**SHORT PROBLEM**
In the passage on reversing the Box-Cox transformation, copy word for word the portion starting with "Features of transformation" and going on through "space is symmetric).".

____ SOURCE EXTRACT

Having chosen a transformation, we need to forecast the transformed data. Then, we need to reverse the transformation (or back-transform) to obtain forecasts on the original scale. The reverse Box-Cox transformation is given by \[ y_t = exp(w_t) if\ \ λ = 0\] \[y_t = (λw_t + 1)^{1/λ} \ otherwise\]

Features of transformation :- 1. If the time series values are negative than no power transformation is possible. We can adjust the values by adding a constant value. 2. The forecasting results are relatively insenstive to the value of λ. Transformation usually have large effect on prediction interval.

Another issue from the transformation is that we transform back to the orginal series, our point forecast won’t be the average of the forecast distribution but usually it is the median of the forecast distribution (assuming that the distribution on the transformed space is symmetric).

For the Box Cox transformation, the back transformed mean is given by :- \[y_t = exp(w_t)[1 + \frac{σ^{2}_{h}}{2}]\ if\ λ = 0\] \[y_t = (λw_t + 1)^{1/λ} \ [1 + \frac{σ^{2}_{h} (1-λ)}{2(λw_t + 1)^2}] \ \ \ otherwise\]

where \(σ^{2}_{h}\) is the h-step forecast variance.

The difference between the back transformed forecast and the mean is called bias. When we use the mean instead of median, we say the point forecasts have been bias-adjsuted.

________
____ DATASET ROWS

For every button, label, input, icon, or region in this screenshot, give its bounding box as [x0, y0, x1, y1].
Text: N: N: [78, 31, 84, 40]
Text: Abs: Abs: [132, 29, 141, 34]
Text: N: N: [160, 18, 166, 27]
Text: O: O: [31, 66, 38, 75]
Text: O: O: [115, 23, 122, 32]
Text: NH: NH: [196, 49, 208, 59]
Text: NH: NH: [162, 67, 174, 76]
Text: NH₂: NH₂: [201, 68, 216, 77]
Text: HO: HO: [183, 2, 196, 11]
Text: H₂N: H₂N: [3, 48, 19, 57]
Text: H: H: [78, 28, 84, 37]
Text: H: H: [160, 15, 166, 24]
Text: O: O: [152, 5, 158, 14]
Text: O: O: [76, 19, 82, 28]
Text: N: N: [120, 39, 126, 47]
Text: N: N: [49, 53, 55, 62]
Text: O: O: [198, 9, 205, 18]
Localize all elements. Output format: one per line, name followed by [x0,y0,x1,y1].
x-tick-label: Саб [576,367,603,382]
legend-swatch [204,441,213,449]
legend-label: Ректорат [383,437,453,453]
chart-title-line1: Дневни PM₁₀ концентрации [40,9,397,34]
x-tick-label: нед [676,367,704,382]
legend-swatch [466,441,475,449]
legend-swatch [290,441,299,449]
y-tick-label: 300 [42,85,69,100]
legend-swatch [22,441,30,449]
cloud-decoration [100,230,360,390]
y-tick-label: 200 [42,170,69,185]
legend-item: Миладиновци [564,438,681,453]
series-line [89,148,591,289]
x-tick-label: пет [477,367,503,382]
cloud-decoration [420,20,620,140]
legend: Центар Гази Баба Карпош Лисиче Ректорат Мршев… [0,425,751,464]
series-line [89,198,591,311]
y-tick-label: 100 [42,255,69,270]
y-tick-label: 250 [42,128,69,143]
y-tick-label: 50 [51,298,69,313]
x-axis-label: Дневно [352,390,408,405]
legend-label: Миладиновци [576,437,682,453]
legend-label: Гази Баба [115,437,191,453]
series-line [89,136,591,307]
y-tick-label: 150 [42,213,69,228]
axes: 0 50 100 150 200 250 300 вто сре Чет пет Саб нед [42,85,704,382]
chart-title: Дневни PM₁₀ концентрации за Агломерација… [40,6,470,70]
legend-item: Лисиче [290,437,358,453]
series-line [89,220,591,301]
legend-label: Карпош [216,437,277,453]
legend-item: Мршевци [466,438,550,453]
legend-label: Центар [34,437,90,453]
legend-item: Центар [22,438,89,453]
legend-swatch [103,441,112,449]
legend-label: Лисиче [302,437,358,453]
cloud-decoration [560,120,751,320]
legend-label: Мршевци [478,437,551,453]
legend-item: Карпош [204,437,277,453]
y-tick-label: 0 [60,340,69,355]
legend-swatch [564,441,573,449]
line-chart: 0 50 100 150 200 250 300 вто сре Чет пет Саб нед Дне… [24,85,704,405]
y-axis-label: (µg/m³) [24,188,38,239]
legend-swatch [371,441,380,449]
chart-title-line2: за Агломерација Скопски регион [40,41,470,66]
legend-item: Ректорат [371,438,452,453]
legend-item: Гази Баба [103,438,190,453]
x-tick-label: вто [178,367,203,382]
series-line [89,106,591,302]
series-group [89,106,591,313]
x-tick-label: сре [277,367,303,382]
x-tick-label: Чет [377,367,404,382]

________

**ANSWER FOR THE TASK**
Features of transformation :- 1. If the time series values are negative than no power transformation is possible. We can adjust the values by adding a constant value. 2. The forecasting results are relatively insenstive to the value of λ. Transformation usually have large effect on prediction interval.

Another issue from the transformation is that we transform back to the orginal series, our point forecast won’t be the average of the forecast distribution but usually it is the median of the forecast distribution (assuming that the distribution on the transformed space is symmetric).